Input rows
------------------------

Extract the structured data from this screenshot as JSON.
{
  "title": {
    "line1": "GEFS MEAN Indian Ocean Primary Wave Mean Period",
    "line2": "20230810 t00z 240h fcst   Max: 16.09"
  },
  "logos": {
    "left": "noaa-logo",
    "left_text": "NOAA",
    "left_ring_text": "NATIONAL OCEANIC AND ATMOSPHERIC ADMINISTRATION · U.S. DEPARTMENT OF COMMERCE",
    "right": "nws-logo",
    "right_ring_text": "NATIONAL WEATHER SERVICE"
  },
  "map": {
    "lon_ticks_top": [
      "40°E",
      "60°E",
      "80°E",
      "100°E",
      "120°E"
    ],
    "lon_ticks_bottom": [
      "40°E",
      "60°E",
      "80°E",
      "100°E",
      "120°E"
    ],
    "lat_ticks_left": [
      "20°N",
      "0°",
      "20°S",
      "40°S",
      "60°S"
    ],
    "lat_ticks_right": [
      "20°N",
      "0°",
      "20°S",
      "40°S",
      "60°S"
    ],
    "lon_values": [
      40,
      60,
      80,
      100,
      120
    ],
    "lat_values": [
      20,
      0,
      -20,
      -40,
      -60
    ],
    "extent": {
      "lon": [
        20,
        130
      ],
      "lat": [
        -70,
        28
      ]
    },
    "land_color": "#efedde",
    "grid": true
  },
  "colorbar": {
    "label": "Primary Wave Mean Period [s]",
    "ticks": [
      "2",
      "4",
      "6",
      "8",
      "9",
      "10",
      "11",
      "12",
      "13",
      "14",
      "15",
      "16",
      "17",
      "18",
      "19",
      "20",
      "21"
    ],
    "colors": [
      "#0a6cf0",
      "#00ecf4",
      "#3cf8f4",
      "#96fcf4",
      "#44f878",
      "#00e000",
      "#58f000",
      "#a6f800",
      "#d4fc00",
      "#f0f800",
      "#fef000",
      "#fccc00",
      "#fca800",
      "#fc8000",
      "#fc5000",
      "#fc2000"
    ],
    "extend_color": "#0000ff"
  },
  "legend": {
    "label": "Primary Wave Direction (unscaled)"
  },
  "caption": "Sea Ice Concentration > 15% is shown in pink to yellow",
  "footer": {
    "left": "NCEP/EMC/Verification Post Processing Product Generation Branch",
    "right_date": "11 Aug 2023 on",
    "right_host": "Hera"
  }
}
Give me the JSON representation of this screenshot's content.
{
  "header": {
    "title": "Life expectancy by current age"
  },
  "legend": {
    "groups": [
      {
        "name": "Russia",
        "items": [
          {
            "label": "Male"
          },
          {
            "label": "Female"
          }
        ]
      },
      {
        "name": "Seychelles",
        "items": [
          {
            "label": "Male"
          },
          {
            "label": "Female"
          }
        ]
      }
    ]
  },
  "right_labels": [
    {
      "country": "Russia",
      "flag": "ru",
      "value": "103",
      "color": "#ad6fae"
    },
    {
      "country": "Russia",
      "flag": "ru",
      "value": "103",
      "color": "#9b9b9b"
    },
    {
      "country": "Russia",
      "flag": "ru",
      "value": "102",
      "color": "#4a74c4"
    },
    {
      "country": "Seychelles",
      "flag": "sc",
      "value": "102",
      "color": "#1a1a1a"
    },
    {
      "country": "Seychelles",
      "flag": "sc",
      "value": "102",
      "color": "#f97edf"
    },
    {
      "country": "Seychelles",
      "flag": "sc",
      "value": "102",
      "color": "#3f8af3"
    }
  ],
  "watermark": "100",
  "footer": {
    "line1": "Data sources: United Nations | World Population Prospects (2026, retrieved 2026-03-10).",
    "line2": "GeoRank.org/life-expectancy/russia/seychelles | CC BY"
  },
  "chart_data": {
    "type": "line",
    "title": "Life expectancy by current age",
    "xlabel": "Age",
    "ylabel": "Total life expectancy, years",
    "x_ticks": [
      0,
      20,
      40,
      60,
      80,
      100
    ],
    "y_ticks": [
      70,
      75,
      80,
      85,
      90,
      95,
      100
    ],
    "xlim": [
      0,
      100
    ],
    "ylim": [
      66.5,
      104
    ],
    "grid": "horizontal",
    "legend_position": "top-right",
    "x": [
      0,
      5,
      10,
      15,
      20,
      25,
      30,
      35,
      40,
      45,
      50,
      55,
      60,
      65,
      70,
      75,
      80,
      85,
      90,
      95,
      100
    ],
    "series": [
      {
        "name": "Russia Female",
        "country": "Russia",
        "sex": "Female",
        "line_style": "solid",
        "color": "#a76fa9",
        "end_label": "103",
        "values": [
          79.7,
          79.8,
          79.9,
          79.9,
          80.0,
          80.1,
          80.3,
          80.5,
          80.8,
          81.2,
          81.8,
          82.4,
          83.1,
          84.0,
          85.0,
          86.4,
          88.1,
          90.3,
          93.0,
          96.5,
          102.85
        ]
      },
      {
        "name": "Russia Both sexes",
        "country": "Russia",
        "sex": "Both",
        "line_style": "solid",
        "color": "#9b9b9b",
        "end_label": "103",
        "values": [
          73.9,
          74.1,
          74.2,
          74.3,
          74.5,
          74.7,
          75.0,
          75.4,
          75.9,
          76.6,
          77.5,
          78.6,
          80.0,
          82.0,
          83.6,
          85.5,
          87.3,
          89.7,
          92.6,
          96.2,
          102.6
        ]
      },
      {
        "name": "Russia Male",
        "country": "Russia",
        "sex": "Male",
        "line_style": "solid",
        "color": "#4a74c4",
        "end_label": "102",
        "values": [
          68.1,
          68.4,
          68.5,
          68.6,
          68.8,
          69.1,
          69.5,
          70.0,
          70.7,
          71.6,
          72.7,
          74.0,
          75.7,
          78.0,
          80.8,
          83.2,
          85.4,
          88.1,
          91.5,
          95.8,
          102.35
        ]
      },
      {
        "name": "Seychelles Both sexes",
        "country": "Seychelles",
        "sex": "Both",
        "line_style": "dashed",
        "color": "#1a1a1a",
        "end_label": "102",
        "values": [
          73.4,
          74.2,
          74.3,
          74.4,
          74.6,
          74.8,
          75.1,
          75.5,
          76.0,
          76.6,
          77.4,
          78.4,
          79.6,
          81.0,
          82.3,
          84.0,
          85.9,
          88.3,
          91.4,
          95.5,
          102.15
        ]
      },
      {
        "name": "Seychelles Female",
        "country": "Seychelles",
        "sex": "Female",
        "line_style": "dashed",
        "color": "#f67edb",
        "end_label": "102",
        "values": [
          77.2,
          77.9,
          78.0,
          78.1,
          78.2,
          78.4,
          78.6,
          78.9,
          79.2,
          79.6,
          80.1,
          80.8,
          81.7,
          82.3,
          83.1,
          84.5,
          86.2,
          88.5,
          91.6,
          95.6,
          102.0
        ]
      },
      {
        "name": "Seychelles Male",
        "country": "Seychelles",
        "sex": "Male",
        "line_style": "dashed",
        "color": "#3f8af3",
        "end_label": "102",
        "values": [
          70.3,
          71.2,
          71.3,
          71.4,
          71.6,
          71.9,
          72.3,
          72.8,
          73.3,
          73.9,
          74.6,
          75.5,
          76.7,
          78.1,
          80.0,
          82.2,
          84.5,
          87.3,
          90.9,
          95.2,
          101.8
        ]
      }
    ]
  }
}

------------------------

Given task
From the records above, copy every line that holds the word "name".

Task output
        "name": "Russia",
        "name": "Seychelles",
        "name": "Russia Female",
        "name": "Russia Both sexes",
        "name": "Russia Male",
        "name": "Seychelles Both sexes",
        "name": "Seychelles Female",
        "name": "Seychelles Male",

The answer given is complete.